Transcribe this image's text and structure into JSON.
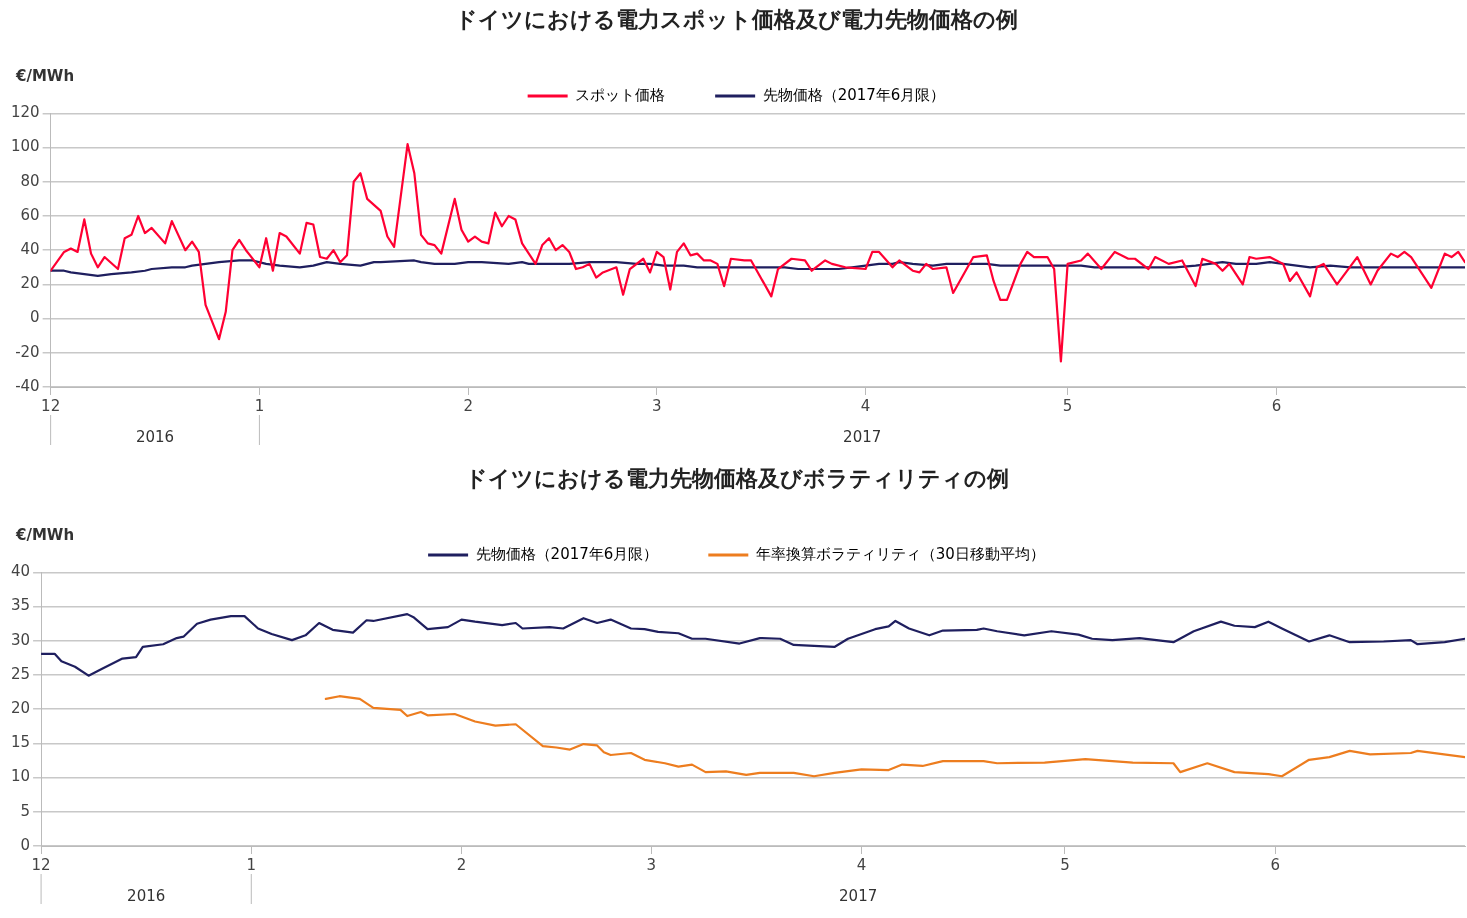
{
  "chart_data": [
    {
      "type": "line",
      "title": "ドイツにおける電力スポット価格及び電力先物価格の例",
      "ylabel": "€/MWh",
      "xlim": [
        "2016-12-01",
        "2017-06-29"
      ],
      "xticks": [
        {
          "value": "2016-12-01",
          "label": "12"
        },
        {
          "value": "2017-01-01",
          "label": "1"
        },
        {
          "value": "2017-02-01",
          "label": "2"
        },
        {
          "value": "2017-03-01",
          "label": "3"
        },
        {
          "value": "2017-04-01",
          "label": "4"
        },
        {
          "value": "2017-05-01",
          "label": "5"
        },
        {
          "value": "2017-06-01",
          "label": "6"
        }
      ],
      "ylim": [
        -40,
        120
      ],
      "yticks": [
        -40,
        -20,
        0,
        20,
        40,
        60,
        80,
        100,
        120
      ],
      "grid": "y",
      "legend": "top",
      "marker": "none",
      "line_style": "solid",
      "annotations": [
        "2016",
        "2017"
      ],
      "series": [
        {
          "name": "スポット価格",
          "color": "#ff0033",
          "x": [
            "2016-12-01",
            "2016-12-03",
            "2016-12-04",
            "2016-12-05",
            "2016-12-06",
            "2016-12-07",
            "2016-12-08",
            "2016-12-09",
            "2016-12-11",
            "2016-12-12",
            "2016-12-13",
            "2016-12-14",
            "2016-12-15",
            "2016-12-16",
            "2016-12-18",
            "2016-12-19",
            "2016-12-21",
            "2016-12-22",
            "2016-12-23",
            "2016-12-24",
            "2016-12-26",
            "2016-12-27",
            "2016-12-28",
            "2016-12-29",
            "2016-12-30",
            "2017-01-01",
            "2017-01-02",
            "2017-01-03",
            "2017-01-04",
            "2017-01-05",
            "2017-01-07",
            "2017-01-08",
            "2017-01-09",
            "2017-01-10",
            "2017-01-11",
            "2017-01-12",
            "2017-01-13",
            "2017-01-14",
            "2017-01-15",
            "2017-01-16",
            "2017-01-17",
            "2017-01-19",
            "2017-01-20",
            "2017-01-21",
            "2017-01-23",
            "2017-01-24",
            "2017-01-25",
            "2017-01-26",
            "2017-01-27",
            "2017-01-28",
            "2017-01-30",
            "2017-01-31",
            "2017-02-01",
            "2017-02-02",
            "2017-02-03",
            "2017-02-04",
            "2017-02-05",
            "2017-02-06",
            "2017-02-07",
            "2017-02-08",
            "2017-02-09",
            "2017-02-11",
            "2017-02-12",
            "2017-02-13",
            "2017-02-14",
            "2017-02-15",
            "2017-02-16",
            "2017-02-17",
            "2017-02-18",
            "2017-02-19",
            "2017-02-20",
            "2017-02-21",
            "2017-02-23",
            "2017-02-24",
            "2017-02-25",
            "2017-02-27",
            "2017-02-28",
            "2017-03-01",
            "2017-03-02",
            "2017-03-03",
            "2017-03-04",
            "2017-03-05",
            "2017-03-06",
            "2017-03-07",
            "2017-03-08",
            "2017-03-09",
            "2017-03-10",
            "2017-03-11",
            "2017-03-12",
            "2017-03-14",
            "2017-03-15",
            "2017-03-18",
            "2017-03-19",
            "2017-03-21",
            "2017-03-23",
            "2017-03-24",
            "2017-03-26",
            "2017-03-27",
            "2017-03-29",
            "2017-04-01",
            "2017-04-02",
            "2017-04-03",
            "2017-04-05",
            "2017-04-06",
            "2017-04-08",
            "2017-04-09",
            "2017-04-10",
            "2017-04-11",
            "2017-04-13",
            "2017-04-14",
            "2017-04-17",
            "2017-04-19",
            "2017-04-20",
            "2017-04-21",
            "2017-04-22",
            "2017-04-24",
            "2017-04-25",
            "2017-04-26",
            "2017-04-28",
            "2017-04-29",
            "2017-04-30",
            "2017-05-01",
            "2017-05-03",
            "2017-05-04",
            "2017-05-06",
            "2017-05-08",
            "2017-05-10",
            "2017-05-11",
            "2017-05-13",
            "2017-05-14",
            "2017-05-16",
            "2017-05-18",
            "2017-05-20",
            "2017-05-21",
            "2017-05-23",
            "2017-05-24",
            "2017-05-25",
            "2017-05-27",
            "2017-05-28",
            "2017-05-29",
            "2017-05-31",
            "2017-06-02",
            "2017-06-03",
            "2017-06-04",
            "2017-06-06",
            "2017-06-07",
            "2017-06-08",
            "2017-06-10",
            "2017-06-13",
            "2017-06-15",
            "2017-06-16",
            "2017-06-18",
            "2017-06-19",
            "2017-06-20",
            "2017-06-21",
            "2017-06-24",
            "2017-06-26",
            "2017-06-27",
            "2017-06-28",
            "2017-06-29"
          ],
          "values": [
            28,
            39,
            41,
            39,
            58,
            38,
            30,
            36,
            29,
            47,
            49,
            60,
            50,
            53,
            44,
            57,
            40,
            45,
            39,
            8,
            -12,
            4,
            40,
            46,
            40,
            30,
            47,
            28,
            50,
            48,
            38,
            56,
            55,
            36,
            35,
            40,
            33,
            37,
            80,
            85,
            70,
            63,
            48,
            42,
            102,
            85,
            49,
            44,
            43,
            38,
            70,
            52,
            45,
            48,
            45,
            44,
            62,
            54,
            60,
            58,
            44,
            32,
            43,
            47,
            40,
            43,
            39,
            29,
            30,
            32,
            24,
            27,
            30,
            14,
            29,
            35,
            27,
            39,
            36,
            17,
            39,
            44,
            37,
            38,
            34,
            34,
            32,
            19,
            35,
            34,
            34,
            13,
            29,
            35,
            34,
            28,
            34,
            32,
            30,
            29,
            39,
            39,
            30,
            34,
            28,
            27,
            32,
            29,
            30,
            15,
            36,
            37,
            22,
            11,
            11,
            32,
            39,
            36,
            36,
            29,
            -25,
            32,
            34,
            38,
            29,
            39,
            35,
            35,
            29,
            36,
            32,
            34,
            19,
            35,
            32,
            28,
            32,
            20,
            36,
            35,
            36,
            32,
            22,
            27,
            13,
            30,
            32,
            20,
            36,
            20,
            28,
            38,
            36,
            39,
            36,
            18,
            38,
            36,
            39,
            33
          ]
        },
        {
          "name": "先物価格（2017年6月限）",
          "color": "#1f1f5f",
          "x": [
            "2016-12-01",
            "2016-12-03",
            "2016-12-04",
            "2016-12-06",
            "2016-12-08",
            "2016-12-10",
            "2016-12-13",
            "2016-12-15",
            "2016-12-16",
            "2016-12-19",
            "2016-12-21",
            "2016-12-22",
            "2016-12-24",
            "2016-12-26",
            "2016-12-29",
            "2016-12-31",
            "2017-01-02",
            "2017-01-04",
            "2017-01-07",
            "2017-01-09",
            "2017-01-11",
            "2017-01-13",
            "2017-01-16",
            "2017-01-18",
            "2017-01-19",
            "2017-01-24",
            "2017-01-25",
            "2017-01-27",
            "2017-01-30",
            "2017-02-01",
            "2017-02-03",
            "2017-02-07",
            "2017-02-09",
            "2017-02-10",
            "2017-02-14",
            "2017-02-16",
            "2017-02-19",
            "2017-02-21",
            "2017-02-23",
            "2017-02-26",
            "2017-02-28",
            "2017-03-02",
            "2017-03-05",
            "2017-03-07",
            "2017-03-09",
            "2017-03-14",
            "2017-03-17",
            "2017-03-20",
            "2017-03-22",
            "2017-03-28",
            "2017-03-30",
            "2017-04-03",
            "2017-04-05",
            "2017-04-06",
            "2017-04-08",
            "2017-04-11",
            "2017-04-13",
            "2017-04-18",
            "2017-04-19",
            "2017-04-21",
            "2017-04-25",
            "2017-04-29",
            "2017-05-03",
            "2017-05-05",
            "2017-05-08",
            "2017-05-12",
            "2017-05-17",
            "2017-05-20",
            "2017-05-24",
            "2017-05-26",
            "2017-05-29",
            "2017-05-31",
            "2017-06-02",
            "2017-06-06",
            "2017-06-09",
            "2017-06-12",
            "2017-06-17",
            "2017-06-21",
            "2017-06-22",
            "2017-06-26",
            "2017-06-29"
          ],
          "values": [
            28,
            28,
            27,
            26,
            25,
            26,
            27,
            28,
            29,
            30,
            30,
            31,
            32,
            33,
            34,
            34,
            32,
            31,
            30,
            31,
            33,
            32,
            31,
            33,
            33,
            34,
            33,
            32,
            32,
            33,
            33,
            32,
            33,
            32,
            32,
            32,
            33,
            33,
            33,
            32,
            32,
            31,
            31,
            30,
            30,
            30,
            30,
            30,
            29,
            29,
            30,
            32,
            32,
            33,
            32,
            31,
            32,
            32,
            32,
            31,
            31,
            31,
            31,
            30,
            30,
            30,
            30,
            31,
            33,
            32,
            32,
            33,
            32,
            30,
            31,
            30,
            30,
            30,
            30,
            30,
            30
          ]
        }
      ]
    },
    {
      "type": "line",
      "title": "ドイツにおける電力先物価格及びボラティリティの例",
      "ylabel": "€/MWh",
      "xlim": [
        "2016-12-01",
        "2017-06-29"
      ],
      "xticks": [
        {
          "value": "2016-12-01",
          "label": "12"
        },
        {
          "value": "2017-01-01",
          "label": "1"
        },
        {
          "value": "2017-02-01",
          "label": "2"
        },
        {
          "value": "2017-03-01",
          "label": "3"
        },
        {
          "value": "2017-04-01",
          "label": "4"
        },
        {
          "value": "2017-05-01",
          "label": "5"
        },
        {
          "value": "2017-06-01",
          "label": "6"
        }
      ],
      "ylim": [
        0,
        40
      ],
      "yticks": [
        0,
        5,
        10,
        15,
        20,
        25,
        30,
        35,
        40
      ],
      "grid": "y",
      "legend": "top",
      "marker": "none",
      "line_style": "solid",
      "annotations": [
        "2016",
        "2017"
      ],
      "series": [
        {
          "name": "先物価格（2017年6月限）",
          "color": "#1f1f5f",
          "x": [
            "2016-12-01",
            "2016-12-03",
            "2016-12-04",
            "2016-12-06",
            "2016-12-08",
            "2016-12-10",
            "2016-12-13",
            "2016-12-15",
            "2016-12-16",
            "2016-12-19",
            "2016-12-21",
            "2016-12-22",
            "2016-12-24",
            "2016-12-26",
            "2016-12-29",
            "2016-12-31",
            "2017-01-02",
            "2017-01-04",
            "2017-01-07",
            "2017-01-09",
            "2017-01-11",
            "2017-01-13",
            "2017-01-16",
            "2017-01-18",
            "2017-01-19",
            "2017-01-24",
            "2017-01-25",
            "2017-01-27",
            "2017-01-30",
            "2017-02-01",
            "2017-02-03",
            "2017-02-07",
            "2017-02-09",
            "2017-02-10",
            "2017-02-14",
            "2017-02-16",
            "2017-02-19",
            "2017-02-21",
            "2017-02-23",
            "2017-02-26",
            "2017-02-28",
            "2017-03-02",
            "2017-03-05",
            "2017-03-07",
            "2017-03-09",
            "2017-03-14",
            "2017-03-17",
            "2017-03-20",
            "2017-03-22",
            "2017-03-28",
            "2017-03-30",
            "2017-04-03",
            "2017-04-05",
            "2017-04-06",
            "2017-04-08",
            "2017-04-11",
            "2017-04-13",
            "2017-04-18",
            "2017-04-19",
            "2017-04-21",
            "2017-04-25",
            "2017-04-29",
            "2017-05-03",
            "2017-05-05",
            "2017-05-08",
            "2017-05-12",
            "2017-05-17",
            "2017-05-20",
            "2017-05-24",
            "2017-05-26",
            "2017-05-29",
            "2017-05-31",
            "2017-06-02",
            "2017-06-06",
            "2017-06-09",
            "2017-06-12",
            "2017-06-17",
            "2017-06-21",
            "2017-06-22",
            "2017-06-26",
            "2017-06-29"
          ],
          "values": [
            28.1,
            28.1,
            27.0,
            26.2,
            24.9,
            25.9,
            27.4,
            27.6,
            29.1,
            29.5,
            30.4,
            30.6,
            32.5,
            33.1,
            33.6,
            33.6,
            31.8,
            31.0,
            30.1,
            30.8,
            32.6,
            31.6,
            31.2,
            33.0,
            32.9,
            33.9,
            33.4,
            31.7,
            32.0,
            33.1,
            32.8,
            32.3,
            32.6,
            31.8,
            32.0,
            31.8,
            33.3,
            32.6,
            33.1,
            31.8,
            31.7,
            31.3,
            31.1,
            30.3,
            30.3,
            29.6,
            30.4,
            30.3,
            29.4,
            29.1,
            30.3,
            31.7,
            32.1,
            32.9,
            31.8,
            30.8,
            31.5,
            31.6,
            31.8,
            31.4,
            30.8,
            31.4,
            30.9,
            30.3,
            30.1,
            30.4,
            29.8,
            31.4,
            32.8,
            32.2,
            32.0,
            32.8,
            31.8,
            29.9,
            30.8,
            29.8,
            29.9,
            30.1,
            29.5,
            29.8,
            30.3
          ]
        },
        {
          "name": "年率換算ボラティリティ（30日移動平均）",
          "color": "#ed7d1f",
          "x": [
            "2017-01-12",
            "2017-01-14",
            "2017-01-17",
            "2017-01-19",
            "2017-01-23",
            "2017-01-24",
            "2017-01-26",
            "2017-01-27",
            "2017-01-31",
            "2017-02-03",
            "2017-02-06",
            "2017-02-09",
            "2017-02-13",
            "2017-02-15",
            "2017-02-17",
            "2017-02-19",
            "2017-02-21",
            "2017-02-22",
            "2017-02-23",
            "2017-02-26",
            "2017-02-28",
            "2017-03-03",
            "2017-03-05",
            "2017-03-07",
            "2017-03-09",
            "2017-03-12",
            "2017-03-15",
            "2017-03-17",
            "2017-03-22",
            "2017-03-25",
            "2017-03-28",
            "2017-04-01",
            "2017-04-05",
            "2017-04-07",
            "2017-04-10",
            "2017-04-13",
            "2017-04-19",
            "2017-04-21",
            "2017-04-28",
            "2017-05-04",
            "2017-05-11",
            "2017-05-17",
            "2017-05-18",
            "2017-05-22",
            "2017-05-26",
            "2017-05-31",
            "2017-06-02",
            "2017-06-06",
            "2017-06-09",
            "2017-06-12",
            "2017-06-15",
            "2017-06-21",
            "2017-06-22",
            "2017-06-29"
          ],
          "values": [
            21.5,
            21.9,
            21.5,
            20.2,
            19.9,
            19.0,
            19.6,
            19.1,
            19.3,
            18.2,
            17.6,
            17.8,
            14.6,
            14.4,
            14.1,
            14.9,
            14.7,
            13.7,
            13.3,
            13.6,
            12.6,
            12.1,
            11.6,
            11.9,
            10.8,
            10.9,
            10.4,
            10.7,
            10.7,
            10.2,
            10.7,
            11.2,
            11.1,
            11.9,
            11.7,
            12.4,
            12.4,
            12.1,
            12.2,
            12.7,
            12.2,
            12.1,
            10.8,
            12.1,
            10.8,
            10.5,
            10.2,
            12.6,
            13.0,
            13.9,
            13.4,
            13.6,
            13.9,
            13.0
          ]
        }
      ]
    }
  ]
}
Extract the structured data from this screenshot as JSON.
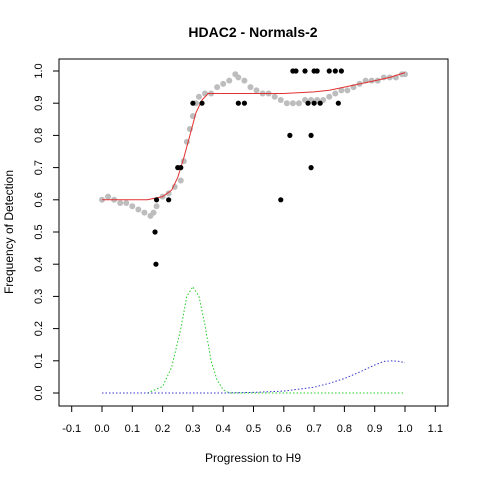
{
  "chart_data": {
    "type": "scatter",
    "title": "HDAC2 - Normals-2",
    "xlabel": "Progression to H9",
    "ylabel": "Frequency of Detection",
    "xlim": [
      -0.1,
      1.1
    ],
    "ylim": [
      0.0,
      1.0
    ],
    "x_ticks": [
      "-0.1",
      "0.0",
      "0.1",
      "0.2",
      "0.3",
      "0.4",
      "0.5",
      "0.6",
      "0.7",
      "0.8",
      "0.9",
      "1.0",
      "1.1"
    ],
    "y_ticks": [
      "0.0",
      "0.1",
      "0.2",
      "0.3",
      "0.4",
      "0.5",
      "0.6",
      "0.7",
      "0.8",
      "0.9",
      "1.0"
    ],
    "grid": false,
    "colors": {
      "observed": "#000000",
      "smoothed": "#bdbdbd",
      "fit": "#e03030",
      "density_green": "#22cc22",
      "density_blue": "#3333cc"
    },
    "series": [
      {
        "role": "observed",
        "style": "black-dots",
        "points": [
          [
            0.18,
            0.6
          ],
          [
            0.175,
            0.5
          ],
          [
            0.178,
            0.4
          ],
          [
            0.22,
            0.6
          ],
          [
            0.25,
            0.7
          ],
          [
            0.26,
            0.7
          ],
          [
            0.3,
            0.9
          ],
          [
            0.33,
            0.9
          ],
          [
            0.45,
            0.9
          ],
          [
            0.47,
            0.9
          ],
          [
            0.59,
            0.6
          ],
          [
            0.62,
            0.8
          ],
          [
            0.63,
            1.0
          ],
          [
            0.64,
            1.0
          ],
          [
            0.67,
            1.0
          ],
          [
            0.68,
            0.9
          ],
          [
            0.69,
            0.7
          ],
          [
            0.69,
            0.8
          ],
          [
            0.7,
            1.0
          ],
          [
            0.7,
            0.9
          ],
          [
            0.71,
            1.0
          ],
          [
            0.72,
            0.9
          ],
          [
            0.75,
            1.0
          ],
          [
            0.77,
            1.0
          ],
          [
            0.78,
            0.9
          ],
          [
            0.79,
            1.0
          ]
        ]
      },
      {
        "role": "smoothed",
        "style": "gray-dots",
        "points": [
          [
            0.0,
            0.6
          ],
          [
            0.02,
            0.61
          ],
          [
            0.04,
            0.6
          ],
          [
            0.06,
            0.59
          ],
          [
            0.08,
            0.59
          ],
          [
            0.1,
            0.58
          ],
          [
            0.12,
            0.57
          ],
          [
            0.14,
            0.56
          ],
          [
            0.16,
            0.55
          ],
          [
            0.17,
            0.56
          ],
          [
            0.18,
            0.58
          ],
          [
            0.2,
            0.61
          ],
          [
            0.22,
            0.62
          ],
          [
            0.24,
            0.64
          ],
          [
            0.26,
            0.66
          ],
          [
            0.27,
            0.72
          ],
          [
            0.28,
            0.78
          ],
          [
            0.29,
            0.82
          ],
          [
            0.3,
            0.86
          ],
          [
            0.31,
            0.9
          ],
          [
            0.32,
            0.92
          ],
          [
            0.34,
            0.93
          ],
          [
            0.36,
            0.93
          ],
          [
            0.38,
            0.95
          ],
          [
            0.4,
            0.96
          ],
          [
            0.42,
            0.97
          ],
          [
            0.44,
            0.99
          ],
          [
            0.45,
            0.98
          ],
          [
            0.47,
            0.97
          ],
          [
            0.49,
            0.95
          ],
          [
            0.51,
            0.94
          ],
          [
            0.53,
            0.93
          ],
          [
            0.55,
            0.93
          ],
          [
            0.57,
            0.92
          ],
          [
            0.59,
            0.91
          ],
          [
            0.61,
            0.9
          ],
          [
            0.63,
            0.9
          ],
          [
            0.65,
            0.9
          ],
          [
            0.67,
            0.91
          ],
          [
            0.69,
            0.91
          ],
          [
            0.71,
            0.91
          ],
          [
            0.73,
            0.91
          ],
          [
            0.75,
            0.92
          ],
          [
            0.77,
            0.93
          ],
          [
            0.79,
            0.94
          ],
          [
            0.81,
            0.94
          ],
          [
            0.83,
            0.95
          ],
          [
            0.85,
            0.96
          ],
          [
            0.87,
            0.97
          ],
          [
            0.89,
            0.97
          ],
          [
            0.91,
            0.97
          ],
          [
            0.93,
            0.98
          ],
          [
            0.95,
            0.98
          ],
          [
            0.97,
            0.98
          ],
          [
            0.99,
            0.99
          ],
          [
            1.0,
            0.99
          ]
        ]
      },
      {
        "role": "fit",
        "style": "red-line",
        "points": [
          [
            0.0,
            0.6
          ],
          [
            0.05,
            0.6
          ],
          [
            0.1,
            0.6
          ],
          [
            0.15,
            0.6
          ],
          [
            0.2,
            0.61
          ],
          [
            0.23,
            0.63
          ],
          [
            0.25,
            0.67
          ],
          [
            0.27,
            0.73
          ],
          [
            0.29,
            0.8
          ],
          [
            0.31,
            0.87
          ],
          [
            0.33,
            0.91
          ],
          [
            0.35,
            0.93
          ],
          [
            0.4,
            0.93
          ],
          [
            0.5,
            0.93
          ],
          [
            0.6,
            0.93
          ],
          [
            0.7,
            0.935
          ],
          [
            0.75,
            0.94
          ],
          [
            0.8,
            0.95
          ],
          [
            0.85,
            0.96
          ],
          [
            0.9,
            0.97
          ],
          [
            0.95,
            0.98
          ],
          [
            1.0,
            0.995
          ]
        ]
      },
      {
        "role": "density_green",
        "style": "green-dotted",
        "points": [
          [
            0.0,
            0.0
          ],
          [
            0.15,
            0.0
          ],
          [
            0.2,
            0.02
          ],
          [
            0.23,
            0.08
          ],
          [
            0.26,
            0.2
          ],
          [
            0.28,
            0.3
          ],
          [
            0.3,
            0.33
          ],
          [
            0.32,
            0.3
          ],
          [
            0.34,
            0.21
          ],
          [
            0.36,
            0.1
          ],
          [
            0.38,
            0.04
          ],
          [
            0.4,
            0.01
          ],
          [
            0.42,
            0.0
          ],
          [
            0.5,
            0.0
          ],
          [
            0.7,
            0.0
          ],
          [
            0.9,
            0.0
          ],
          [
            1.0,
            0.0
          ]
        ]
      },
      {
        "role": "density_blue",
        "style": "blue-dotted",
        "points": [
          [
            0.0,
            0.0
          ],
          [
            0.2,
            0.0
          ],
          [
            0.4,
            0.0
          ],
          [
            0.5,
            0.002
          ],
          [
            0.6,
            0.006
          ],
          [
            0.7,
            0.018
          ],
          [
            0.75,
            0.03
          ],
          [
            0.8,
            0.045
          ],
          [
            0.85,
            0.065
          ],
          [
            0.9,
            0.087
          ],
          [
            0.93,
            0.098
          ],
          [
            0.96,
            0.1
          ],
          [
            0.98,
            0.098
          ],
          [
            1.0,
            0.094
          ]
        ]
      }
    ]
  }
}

--

▸ **EXERCISE OBJECTIVE**:
Find the lines above holding the word "this" and show them.

▸ **TASK RESPONSE**:
Transcribe this image's text and structure into JSON.
Extract the structured data from this screenshot as JSON.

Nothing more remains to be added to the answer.